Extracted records
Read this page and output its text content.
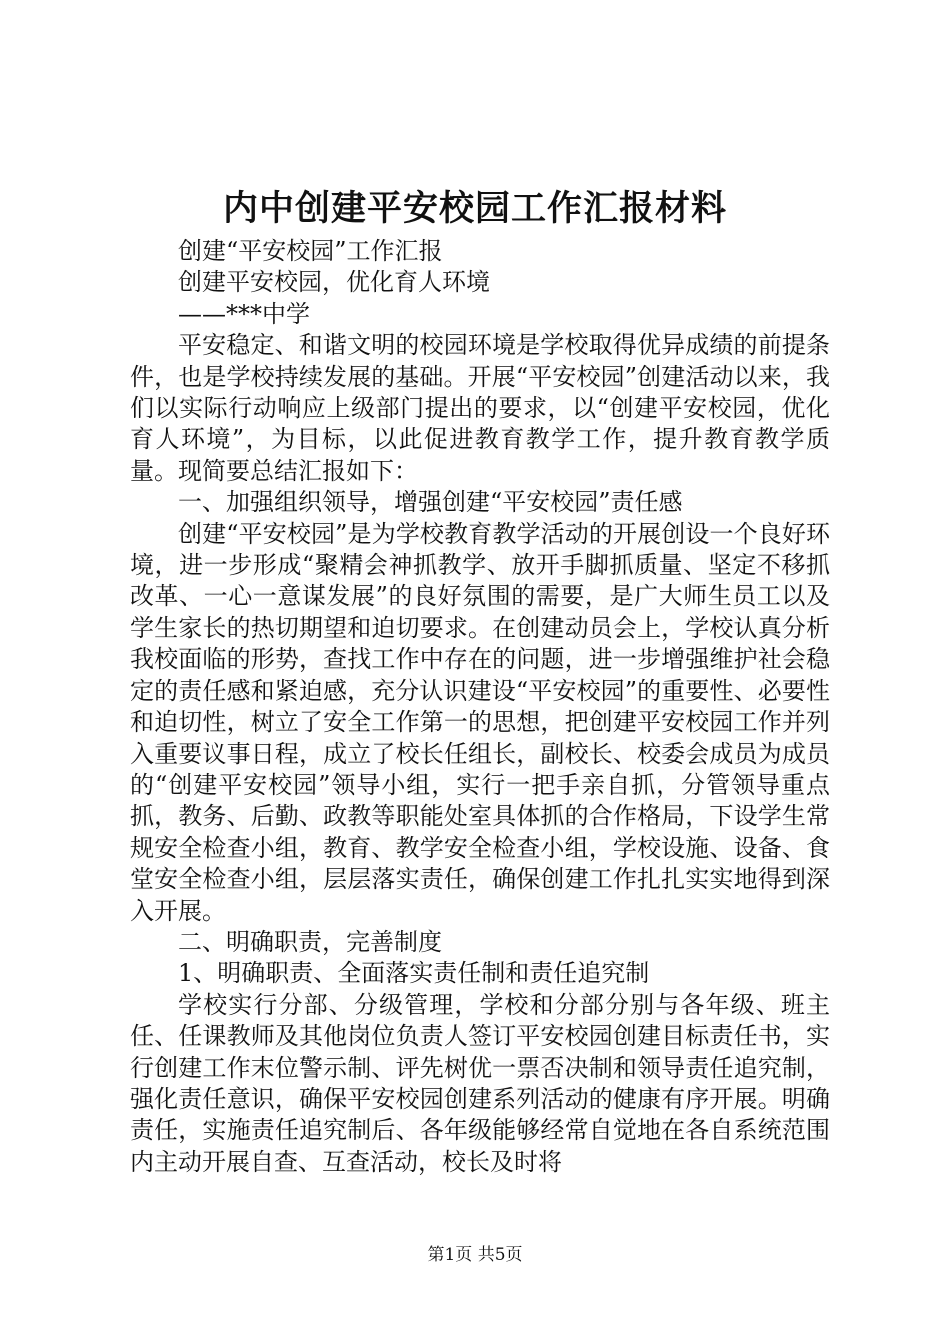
内中创建平安校园工作汇报材料

创建“平安校园”工作汇报

创建平安校园，优化育人环境

——***中学

平安稳定、和谐文明的校园环境是学校取得优异成绩的前提条件，也是学校持续发展的基础。开展“平安校园”创建活动以来，我们以实际行动响应上级部门提出的要求，以“创建平安校园，优化育人环境”，为目标，以此促进教育教学工作，提升教育教学质量。现简要总结汇报如下：

一、加强组织领导，增强创建“平安校园”责任感

创建“平安校园”是为学校教育教学活动的开展创设一个良好环境，进一步形成“聚精会神抓教学、放开手脚抓质量、坚定不移抓改革、一心一意谋发展”的良好氛围的需要，是广大师生员工以及学生家长的热切期望和迫切要求。在创建动员会上，学校认真分析我校面临的形势，查找工作中存在的问题，进一步增强维护社会稳定的责任感和紧迫感，充分认识建设“平安校园”的重要性、必要性和迫切性，树立了安全工作第一的思想，把创建平安校园工作并列入重要议事日程，成立了校长任组长，副校长、校委会成员为成员的“创建平安校园”领导小组，实行一把手亲自抓，分管领导重点抓，教务、后勤、政教等职能处室具体抓的合作格局，下设学生常规安全检查小组，教育、教学安全检查小组，学校设施、设备、食堂安全检查小组，层层落实责任，确保创建工作扎扎实实地得到深入开展。

二、明确职责，完善制度

1、明确职责、全面落实责任制和责任追究制

学校实行分部、分级管理，学校和分部分别与各年级、班主任、任课教师及其他岗位负责人签订平安校园创建目标责任书，实行创建工作末位警示制、评先树优一票否决制和领导责任追究制，强化责任意识，确保平安校园创建系列活动的健康有序开展。明确责任，实施责任追究制后、各年级能够经常自觉地在各自系统范围内主动开展自查、互查活动，校长及时将

第1页 共5页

_WORK INSTRUCTIONS:_
Quote the listing above in full, except for the pictures.

_OUTPUT FOR THIS EXERCISE:_
Read this page and output its text content.
内中创建平安校园工作汇报材料

创建“平安校园”工作汇报

创建平安校园，优化育人环境

——***中学

平安稳定、和谐文明的校园环境是学校取得优异成绩的前提条件，也是学校持续发展的基础。开展“平安校园”创建活动以来，我们以实际行动响应上级部门提出的要求，以“创建平安校园，优化育人环境”，为目标，以此促进教育教学工作，提升教育教学质量。现简要总结汇报如下：

一、加强组织领导，增强创建“平安校园”责任感

创建“平安校园”是为学校教育教学活动的开展创设一个良好环境，进一步形成“聚精会神抓教学、放开手脚抓质量、坚定不移抓改革、一心一意谋发展”的良好氛围的需要，是广大师生员工以及学生家长的热切期望和迫切要求。在创建动员会上，学校认真分析我校面临的形势，查找工作中存在的问题，进一步增强维护社会稳定的责任感和紧迫感，充分认识建设“平安校园”的重要性、必要性和迫切性，树立了安全工作第一的思想，把创建平安校园工作并列入重要议事日程，成立了校长任组长，副校长、校委会成员为成员的“创建平安校园”领导小组，实行一把手亲自抓，分管领导重点抓，教务、后勤、政教等职能处室具体抓的合作格局，下设学生常规安全检查小组，教育、教学安全检查小组，学校设施、设备、食堂安全检查小组，层层落实责任，确保创建工作扎扎实实地得到深入开展。

二、明确职责，完善制度

1、明确职责、全面落实责任制和责任追究制

学校实行分部、分级管理，学校和分部分别与各年级、班主任、任课教师及其他岗位负责人签订平安校园创建目标责任书，实行创建工作末位警示制、评先树优一票否决制和领导责任追究制，强化责任意识，确保平安校园创建系列活动的健康有序开展。明确责任，实施责任追究制后、各年级能够经常自觉地在各自系统范围内主动开展自查、互查活动，校长及时将

第1页 共5页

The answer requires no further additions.